**DAFTAR TUGAS:**
**A.** Sebutkan semua tahun atau rentang tahun yang disebut dalam teks tentang meditasi dan memimpin diri sendiri.
**B.** Tulis lanjutan teks tentang meditasi dan memimpin diri sendiri, dimulai setelah kalimat terakhirnya.

**TEKS DOKUMEN:**
▬▬▬▬▬▬
Tanpa meditasi akan menguras emosi, dengan meditasi risiko terkuras secara emosi bahkan fisik bisa dikurangi.
Tahun 2015 kurang lebih satu tahun sebelum ujian kompetensi profesi, menjadi momen yang membekas bagi saya sebagai contoh kejadian yang menguras emosi sampai berbulan-bulan. Baru saat ini saya tahu bahwa kondisi itu adalah salah satu contoh akibat ketidakmampuan saya memimpin diri sendiri. Stres berbulan bulan karena berhadapan dengan risiko saya tidak bisa mendaftar ujian kompetensi di periode terdekat sehingga ada kemungkinan mundur 6 bulan akibat keputusan saya yang menunda ujian di salah satu bagian ilmu di Rumah Sakit pendidikan.
Akhirnya selama kurang lebih 4 bulan saya berada dalam kondisi cemas setelah ‘gambling’ memutuskan untuk daftar saja dulu bimbingan belajar periode terdekat sambil menyelesaikan ujian di Rumah Sakit, kalau selesainya tepat waktu ya syukur kalau tidak ya risiko terburuknya saya mundur ujian kompetensi dan mundur kelulusan. Berbulan bulan memikirkan kemungkinan terburuk tentu diikuti dampak emosi yang betul-betul membuat hidup tidak nyaman. Pelarian saya saat itu adalah olahraga bersepeda dan jogging, anehnya dalam periode waktu rajin berolahraga itu saya malah mengalami gangguan irama jantung yang pada diri saya berbentuk denyut jantung yang tidak teratur selama beberapa bulan dengan gejalanya jika sedang memuncak itu saya bisa migrain berhari-hari.
Singkatnya risiko terburuk tidak terjadi, saya bisa ujian dan lulus sesuai target, gangguan irama jantung sembuh. Kemudian tahun 2018-2020 pola ini berulang, ketika saya memendam stres dalam waktu yang lama gangguan irama jantung ini muncul lagi. Tahun 2021-2025 gangguan irama jantung ini tidak pernah muncul lagi. Dari pengalaman inilah saya bisa menyimpulkan bahwa pada diri saya, jika tumpukan emosi merusak dibiarkan berlangsung dalam jangka waktu yang lama akan berdampak merusak juga pada fisik saya.
Sebelum mengenal Sigma Leadership, tepatnya sebelum mengikuti program Avalon Leadership Online Course (ALOC), istilah “memimpin diri sendiri” ini sangat asing bagi saya. Tidak pernah terpikirkan kalau kata kepemimpinan dihubungkan dengan diri sendiri, karena di dalam pikiran saya sudah ada konsep bahwa kepemimpinan adalah soal bagaimana mengatur orang lain. Lalu istilah memimpin diri sendiri sedikit demi sedikit bisa saya pahami setelah beberapa momen dijadikan praktik self-awareness mengobservasi pola hidup saya. Ternyata banyak hal yang bisa menjadi kacau ketika saya tidak mampu memimpin diri sendiri, akibat saya tidak mampu mengelola pikiran apa yang seharusnya saya pikirkan, emosi apa yang seharusnya saya alami ketika menjalankan peran dan kegiatan.
▬▬▬▬▬▬
**CUPLIKAN DATA:**

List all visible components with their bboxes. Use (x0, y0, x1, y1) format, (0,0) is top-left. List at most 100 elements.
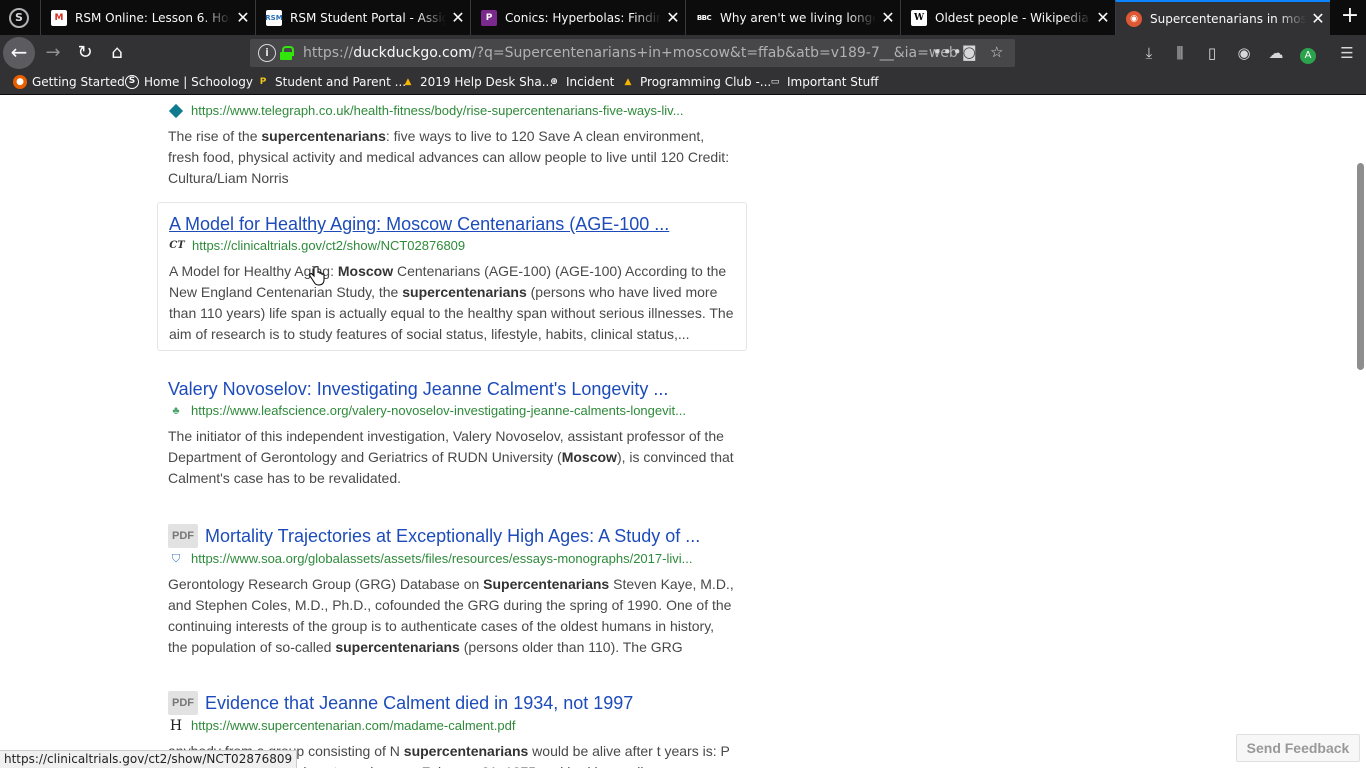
▬▬▬▬▬▬
**JAWABAN TIAP TUGAS:**
**A.**
- 2015
- 2018-2020
- 2021-2025

**B.**
Contoh kasus soal manajemen waktu, yang kemudian memicu niat untuk memperbaiki manajemen waktu diri sendiri mulai dari hal-hal kecil adalah setelah dua kali saya mengalami hampir ketinggalan pesawat. Cukup kapok mengingat konsekuensi dari ketinggalan pesawat ini adalah kerugian uang, maka saya tidak mau terulang lagi. Lalu setelah saya renungkan lebih mendalam, efek dari hampir ketinggalan pesawat ini juga ada bentuk kerugian lainnya yaitu ketidaknyamanan secara emosi dan fisik. Khawatir, menyesal, stress, berdebar, kaki lemas itu adalah kerugian buat mental dan fisik saya. Berbekal ini saya tidak mau mengulangi kesalahan yang sama lagi. Ada peran praktik hening/mindfulness/self awareness yang membantu saya mengenali pola perilaku juga menyadari gejolak pikiran dan emosi yang membawa derita. Lalu berbekal data ini saya ada motivasi untuk tidak mau mengulangi hal serupa, yang merisikokan keselamatan mental dan fisik saya.
Dalam hal pekerjaan profesi sebagai seorang dokter, saya yang punya bakat baper dan mudah tersinggung ini, tidak terbayang bisa melihat kesalahan saya secara objektif , di tengah hebohnya gejolak emosi dan sensasi fisik yang muncul setelah menerima chat teguran yang ketus dari senior di tempat kerja. Takut, khawatir, malu, kesal, berdebar, kaki lemas, campur aduk rasanya. Belakangan saya sadar bahwa semua gejolak itu akibat peran sisi gelap kesombongan. Saya punya proyeksi sendiri pada citra diri saya: dokter, warga Persaudaraan Matahari (PM), pengurus Pusaka Indonesia (PI), warga Sagrada Center (SC) pula lalu semua citra yang menurut saya indah ini berbenturan dengan chat teguran ketus dari senior yang mengatakan cara kerja saya oon, pedihnya nyata sampai kaki lemas. Tapi ditengah gejolak itu saya bersyukur dengan munculnya reflek berupa pola pikir bahwa poin utama dari komunikasi chat saya dengan senior ini adalah saya harus bisa menemukan kesalahan saya dulu. Terbantu dengan curi-curi momen untuk menutup mata dan merasakan nafas saat membaca chat yang ketus.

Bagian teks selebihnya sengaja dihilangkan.